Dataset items
>>>>
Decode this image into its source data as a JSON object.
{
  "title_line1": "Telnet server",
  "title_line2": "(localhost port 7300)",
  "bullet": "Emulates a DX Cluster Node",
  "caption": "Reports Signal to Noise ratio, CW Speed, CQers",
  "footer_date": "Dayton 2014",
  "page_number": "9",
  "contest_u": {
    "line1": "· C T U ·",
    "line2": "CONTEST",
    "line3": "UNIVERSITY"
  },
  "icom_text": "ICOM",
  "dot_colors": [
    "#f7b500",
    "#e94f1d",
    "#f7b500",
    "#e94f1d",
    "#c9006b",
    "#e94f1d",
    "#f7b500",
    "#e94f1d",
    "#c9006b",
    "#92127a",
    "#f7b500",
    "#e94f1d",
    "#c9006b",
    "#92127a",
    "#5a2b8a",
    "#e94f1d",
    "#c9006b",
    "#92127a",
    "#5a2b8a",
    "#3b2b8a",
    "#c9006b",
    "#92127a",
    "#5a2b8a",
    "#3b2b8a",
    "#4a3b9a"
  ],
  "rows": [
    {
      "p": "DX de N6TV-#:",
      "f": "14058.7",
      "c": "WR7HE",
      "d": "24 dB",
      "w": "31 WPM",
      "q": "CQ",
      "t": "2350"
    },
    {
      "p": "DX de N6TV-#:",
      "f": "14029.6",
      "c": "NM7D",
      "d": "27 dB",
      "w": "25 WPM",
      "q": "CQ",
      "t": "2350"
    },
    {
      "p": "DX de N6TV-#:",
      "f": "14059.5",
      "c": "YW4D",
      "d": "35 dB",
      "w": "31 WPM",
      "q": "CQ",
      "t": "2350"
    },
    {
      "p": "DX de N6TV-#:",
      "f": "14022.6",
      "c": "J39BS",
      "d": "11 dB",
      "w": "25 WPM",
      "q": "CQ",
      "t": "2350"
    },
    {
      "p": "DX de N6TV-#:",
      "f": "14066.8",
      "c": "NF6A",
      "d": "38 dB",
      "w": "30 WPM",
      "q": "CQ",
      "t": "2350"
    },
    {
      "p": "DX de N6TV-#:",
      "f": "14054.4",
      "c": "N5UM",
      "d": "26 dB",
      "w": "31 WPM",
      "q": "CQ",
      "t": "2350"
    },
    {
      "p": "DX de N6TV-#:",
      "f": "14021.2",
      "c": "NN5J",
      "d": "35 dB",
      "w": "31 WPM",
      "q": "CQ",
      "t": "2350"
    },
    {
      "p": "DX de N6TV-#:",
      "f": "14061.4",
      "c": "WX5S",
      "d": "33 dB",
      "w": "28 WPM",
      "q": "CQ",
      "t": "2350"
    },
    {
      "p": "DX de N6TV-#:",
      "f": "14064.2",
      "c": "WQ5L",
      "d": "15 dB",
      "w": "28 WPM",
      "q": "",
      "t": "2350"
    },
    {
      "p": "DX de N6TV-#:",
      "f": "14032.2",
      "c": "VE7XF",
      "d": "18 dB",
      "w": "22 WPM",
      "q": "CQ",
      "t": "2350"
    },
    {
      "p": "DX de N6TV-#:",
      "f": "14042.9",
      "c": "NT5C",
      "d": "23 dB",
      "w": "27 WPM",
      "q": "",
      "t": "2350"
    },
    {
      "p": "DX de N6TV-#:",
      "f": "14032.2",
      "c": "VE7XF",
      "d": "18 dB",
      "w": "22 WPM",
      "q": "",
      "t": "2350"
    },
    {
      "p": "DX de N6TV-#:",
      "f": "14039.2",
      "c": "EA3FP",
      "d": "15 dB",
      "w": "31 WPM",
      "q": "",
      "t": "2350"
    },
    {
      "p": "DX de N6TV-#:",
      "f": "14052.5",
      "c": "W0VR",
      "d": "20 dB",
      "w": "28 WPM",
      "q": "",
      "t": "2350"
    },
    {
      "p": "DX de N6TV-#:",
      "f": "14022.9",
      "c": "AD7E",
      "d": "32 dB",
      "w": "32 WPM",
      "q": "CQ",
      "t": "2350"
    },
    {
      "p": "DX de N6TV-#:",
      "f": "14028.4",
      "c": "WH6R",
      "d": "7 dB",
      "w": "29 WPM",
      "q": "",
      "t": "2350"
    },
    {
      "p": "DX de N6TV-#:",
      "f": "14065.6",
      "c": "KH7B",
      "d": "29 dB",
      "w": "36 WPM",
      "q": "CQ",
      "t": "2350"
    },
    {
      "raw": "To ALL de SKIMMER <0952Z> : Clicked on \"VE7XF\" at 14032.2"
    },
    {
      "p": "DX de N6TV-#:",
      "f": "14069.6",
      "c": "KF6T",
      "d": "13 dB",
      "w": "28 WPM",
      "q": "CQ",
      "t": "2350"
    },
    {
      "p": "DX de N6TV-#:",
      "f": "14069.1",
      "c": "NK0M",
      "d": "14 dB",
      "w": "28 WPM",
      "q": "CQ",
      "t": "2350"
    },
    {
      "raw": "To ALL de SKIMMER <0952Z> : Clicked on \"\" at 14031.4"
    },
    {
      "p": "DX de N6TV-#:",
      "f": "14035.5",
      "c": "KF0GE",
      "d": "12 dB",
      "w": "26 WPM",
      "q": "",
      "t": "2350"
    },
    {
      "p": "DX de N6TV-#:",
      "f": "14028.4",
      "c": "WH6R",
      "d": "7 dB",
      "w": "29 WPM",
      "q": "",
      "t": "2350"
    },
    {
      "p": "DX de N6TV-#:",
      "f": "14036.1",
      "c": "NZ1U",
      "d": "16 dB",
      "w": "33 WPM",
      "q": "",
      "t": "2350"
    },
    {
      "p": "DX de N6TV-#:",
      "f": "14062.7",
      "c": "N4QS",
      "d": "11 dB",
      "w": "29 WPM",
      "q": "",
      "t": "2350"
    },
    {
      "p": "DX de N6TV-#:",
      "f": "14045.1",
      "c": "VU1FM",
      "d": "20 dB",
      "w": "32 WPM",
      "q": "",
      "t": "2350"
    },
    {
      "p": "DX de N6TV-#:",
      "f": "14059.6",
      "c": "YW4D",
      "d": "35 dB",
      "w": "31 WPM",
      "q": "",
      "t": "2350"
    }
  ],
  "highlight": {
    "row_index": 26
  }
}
<<<<
>>>>
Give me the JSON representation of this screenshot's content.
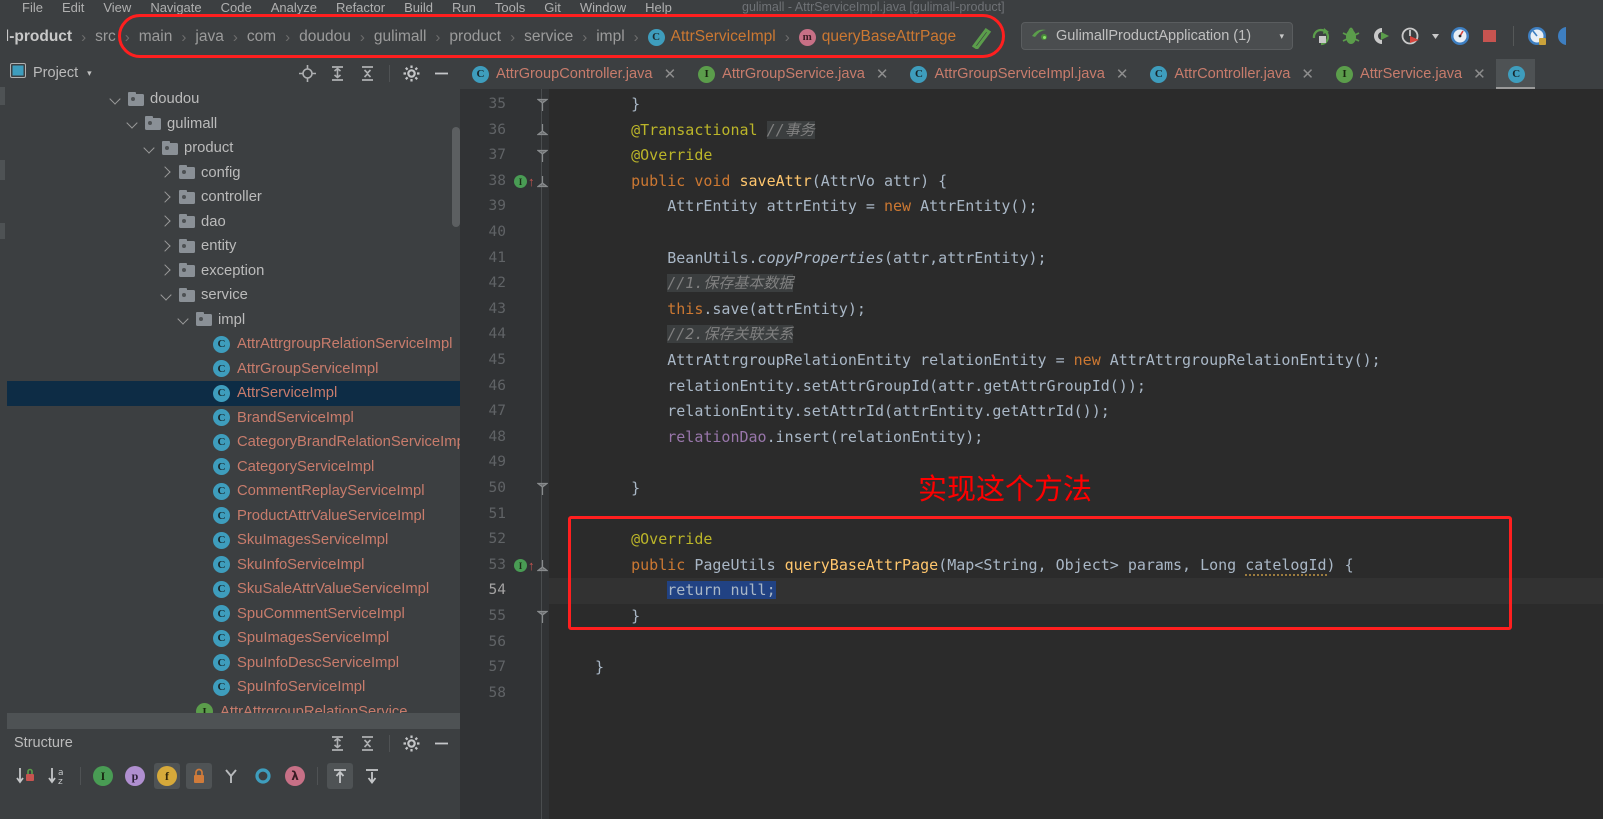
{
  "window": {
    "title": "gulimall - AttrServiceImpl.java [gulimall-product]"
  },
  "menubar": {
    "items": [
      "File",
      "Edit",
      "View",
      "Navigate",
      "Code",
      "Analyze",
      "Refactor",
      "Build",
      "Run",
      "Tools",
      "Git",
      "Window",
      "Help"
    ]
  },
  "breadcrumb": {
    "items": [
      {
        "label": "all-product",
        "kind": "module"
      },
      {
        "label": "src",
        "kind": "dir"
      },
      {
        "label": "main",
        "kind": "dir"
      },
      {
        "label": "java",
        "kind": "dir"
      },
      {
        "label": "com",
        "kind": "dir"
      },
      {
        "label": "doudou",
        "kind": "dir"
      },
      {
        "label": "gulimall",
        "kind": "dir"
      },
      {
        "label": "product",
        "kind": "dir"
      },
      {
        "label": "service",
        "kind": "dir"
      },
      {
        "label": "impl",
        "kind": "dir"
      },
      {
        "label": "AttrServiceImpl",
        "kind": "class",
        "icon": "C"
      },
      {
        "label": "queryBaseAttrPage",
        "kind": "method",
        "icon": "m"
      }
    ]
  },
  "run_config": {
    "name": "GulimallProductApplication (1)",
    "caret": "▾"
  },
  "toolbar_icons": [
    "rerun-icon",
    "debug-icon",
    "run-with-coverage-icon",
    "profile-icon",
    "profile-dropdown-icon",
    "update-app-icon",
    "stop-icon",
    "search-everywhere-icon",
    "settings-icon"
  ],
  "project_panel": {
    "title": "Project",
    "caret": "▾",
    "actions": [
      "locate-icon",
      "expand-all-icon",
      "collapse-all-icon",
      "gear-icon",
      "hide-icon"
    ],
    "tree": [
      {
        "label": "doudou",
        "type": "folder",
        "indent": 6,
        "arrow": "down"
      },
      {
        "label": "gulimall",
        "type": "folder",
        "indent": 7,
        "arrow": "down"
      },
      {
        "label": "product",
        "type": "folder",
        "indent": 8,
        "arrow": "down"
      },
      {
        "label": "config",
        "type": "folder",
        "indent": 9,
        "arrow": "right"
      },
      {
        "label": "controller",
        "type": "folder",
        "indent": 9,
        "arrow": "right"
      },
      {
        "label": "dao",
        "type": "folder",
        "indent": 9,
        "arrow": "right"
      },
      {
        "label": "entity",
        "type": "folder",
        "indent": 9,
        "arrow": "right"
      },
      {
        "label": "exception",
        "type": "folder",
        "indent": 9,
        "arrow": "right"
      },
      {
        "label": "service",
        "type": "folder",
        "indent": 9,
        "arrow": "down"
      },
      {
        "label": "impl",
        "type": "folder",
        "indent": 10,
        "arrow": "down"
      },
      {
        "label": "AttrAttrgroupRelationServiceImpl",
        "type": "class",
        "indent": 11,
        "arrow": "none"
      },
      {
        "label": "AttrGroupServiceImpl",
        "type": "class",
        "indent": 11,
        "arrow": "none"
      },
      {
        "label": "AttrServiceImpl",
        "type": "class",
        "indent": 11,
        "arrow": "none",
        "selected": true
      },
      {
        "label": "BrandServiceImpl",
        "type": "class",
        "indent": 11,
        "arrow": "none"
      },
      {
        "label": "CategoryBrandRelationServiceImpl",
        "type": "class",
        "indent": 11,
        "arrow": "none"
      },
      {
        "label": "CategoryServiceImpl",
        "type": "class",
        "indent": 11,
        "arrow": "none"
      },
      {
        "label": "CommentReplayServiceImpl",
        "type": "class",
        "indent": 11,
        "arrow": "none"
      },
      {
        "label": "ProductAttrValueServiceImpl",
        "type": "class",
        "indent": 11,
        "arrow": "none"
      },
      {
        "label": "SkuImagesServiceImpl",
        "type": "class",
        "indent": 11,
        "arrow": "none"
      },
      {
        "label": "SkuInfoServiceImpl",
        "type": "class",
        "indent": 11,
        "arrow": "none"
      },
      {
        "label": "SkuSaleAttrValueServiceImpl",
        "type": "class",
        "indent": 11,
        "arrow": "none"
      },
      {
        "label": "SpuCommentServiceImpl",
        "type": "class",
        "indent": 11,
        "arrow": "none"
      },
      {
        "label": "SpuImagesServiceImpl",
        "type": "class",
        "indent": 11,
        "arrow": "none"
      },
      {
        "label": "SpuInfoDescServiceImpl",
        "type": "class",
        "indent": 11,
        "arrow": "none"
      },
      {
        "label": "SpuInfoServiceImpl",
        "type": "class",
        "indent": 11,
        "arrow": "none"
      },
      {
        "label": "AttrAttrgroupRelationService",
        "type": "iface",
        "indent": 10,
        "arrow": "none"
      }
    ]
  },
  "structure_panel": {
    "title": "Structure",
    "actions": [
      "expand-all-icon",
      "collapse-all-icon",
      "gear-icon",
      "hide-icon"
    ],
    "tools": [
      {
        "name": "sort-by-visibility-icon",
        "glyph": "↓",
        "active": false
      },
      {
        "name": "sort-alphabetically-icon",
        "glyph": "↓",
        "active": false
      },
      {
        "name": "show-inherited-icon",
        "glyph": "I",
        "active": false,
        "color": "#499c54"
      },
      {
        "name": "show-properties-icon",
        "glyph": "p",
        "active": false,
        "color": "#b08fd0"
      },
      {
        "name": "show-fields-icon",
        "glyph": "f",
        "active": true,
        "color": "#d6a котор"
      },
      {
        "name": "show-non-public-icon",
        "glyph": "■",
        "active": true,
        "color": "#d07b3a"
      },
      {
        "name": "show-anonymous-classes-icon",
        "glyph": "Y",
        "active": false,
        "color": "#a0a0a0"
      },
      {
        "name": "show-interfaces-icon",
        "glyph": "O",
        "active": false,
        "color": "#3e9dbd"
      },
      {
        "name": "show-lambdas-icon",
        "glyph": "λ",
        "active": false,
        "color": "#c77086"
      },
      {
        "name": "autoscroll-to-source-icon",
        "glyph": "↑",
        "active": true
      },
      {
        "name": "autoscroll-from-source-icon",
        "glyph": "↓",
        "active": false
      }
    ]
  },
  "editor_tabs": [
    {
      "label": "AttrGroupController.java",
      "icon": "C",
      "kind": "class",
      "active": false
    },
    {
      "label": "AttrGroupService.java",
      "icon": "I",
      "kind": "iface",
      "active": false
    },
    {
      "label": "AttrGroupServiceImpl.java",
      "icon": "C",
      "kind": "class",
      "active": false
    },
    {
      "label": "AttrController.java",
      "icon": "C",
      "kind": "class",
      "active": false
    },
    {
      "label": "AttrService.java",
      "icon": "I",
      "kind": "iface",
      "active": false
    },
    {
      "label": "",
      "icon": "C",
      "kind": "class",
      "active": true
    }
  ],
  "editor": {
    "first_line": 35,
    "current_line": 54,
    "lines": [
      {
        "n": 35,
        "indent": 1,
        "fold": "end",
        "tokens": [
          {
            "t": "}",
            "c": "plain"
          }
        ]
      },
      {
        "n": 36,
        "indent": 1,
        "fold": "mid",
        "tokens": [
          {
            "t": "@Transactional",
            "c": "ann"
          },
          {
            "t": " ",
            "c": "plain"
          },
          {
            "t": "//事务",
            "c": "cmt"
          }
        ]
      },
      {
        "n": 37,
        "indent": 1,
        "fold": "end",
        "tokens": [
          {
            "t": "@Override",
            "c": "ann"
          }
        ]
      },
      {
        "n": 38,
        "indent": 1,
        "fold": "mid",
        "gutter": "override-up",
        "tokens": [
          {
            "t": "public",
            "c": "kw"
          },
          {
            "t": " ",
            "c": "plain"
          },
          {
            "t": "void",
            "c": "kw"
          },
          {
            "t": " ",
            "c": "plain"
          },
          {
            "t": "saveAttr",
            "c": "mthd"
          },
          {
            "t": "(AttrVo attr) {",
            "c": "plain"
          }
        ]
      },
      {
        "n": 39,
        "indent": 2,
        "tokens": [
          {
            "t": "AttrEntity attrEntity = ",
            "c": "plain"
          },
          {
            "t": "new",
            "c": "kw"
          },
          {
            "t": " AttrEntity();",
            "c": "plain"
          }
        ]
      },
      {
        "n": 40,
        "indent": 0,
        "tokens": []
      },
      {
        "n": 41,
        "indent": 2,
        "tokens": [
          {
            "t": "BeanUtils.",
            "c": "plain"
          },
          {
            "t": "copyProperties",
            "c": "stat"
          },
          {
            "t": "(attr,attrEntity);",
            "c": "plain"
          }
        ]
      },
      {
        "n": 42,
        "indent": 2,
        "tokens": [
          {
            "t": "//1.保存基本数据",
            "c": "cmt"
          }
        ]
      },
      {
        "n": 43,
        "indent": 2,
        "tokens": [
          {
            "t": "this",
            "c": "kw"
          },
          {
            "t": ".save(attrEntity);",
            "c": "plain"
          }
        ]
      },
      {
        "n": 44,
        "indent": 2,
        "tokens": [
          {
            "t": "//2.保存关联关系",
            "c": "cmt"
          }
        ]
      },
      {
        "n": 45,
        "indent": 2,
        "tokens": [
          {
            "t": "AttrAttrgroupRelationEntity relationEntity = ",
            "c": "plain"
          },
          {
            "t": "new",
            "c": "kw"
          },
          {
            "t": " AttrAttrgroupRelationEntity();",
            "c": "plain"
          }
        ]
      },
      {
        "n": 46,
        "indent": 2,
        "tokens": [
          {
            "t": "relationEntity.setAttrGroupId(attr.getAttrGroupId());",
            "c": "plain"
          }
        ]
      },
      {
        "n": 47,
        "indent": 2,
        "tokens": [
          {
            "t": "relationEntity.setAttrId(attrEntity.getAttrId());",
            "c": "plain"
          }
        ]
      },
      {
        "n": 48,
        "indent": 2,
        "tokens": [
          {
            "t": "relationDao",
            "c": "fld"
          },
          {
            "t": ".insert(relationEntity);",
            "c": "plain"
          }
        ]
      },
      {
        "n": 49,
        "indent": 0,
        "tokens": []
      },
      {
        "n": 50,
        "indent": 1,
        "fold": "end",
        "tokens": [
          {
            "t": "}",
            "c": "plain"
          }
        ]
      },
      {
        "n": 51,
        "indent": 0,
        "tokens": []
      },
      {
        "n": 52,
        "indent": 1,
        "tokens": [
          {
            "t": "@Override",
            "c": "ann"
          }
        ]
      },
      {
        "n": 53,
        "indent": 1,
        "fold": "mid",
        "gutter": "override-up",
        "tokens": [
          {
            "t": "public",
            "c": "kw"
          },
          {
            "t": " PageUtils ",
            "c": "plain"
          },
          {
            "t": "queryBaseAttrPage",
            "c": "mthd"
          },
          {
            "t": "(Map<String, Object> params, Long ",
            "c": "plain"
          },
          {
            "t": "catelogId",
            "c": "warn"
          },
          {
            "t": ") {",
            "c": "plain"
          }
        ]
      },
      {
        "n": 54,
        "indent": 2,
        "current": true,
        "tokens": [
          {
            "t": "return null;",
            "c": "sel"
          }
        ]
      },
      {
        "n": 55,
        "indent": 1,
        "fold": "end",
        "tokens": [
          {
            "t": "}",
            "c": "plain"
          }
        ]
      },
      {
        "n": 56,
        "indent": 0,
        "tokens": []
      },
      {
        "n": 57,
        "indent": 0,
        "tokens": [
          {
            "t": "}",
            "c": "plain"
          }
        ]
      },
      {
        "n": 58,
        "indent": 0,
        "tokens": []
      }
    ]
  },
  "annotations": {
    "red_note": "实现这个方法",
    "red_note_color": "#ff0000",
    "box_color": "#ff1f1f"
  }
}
<<<<
# WHAT IS NEEDED
Scan the entries above for the word "true" and collect each line holding it.

# FULL RESPONSE
        "selected": true
        "active": true,
        "active": true,
        "active": true
      "active": true
        "current": true,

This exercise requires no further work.